There are currently very few studies into the differences in gut microbiomes between races, despite significant differences between black and white individuals' average insulin resistance, BMI, and rates of obesity. As diabetes rates continue to rise, the difference becomes increasingly important. While the number of microbiome studies has risen, relatively few have focused on insulin sensitivity or gut health, instead tending to relate more to fertility and reproductive differences. In the present study published in
PLOS ONE, researchers designed and undertook a unique study to investigate these interactions further.
Study: Differences in gut microbiome by insulin sensitivity status in Black and White women of the National Growth and Health Study (NGHS): A pilot study. Image Credit: Kateryna Kon/Shutterstock The study
The researchers gathered data from 320 participants from the National Heart, Lung, and Blood Growth and Health Study. Participants were eligible for inclusion in the study if they were not currently pregnant, had not recently been pregnant or given birth, were not currently living abroad, and were not institutionalized or in prison. Blood draws were performed for the measurement of glucose and insulin. All women provided fecal samples for analysis.
Samples were lysed by bead-beading, and DNA was extracted using guanidine thiocyanate silica column-based purification. Univariate analysis was used to determine unequal distribution for BMI, fasting glucose and insulin, and HOMA-IR (insulin sensitivity). Wilcoxon test was used to test for differences between these groups in outcomes, and the age difference was determined by a general linear model. The chi-squared test determined insulin sensitivity status distribution differences between races.
When examining microbiota analyses, they focused on identifying the differences in gut health based on the relative abundance of different phyla and families of bacteria, using phyloseq to manipulate and analyze the data. Alpha diversity was used to check the diversity within samples and measured using either the Shannon Index, Simpson, or Chao, with each dataset rarefied to 10,000 reads, with non-normal distributions log-transformed. A general linear model was used to determine differences in alpha diversity and taxonomy by race, and BMI was included as a covariate in all models.

• DATASET:
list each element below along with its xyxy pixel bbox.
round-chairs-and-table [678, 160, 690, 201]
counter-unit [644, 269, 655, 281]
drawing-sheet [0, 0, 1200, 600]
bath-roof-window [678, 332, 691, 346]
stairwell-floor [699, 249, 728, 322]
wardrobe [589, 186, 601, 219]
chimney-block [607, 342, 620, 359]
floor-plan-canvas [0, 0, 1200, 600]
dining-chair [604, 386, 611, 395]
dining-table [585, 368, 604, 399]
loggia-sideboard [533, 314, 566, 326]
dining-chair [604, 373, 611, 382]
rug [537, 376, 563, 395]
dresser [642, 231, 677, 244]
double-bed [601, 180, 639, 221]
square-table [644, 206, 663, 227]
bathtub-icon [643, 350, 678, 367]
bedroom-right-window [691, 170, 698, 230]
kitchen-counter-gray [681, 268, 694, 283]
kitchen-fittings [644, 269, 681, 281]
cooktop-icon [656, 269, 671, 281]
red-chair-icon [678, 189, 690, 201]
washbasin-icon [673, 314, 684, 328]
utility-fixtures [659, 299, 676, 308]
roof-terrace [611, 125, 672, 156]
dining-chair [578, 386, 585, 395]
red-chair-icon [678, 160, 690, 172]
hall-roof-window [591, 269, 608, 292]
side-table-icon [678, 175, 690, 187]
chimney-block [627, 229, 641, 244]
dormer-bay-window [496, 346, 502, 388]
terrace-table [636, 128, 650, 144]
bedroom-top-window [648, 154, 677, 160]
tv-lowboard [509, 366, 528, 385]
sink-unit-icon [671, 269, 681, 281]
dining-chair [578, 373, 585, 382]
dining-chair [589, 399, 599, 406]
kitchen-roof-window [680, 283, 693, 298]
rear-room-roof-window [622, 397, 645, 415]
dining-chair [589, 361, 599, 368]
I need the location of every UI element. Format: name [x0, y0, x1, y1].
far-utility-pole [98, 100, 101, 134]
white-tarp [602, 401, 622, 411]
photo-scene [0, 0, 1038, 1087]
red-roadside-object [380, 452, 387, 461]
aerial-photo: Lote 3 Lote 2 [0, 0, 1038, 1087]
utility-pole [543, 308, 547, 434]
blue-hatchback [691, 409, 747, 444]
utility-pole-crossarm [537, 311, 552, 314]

• PROBLEM TO WORK ON: Please continue the article above on gut microbiome differences by insulin sensitivity in Black and White women, starting right after its last sentence.

• ANSWER BOX:
The scientists detected seven phyla within the participants, Actinobacteria, Firmicutes, Bacteroidetes, Fusobacteria, EpisolonBacteraeota, Verrucomicrobria, and Proteobacteria, with the most common samples Firmicutes and Bacteroidetes, at 55% and 34% of total bacteria in all participants. The researchers found no significant differences in the abundance or ratio of these bacteria between the different races. Including HOMA-IR in this analysis did not change the outcome.
However, actinobacteria did show different proportions, with black women showing approximately double the proportion compared to white women, with the differences remaining significant after adjusting for insulin sensitivity. Verrucomicrobia and Proteobacteria were represented at an abundance of 3.1% and 3.6%, respectively. While there were no significant differences between the races for Proteobacteria proportions, Verrucomicrobia showed a race and insulin sensitivity status interaction, with black women with insulin resistance showing a four-fold increase compared to white women with insulin resistance. Fusobacteria and Epsiolobacteria showed no significant differences.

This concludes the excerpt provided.